[Stored records]
+-------+
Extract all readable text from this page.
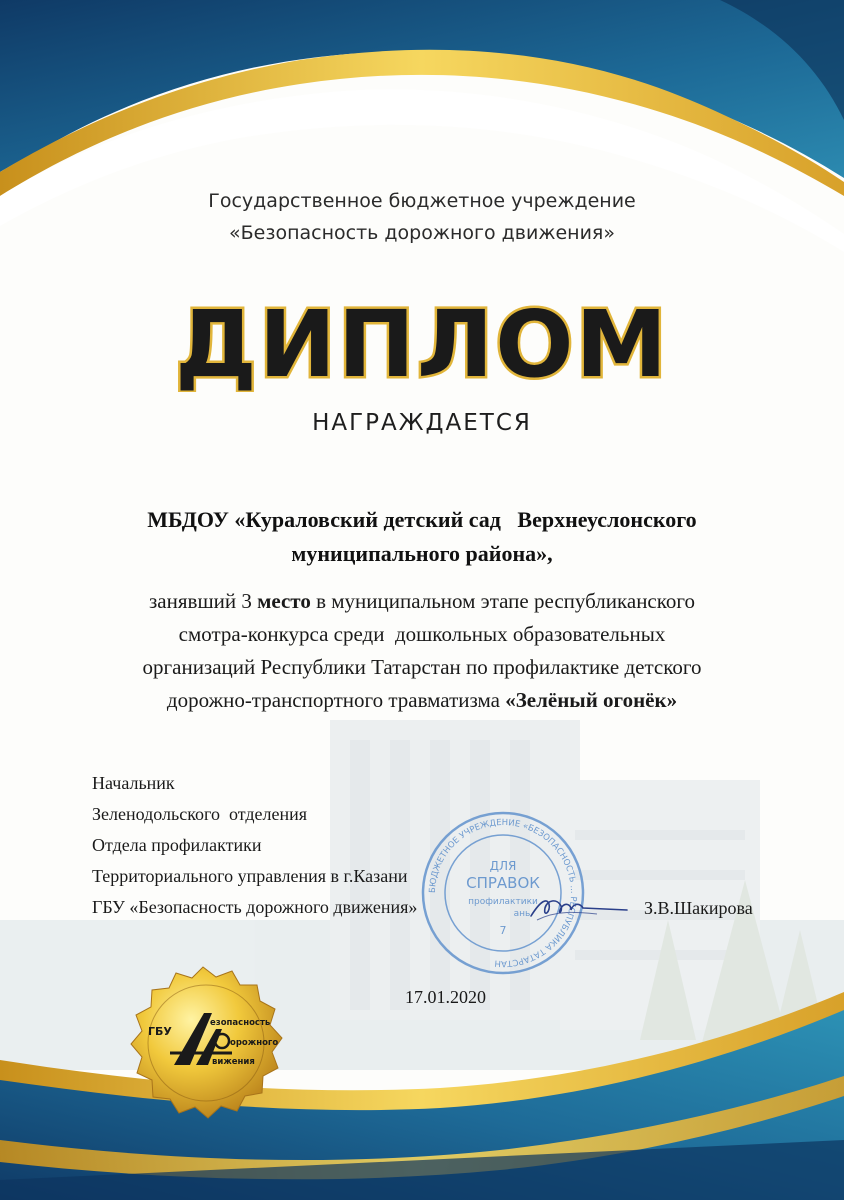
Государственное бюджетное учреждение
«Безопасность дорожного движения»
ДИПЛОМ
НАГРАЖДАЕТСЯ
МБДОУ «Кураловский детский сад   Верхнеуслонского
муниципального района»,
занявший 3 место в муниципальном этапе республиканского
смотра-конкурса среди  дошкольных образовательных
организаций Республики Татарстан по профилактике детского
дорожно-транспортного травматизма «Зелёный огонёк»
БЮДЖЕТНОЕ УЧРЕЖДЕНИЕ «БЕЗОПАСНОСТЬ ... РЕСПУБЛИКА ТАТАРСТАН
ДЛЯ
СПРАВОК
профилактики
ань
7
Начальник
Зеленодольского  отделения
Отдела профилактики
Территориального управления в г.Казани
ГБУ «Безопасность дорожного движения»	З.В.Шакирова
17.01.2020
ГБУ
езопасность
орожного
вижения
+-------+
### Exercise goal
Return the records exactly. Don't carry the pictures over.

### Finished task
Extract all readable text from this page.
Государственное бюджетное учреждение
«Безопасность дорожного движения»
ДИПЛОМ
НАГРАЖДАЕТСЯ
МБДОУ «Кураловский детский сад   Верхнеуслонского
муниципального района»,
занявший 3 место в муниципальном этапе республиканского
смотра-конкурса среди  дошкольных образовательных
организаций Республики Татарстан по профилактике детского
дорожно-транспортного травматизма «Зелёный огонёк»
БЮДЖЕТНОЕ УЧРЕЖДЕНИЕ «БЕЗОПАСНОСТЬ ... РЕСПУБЛИКА ТАТАРСТАН
ДЛЯ
СПРАВОК
профилактики
ань
7
Начальник
Зеленодольского  отделения
Отдела профилактики
Территориального управления в г.Казани
ГБУ «Безопасность дорожного движения»	З.В.Шакирова
17.01.2020
ГБУ
езопасность
орожного
вижения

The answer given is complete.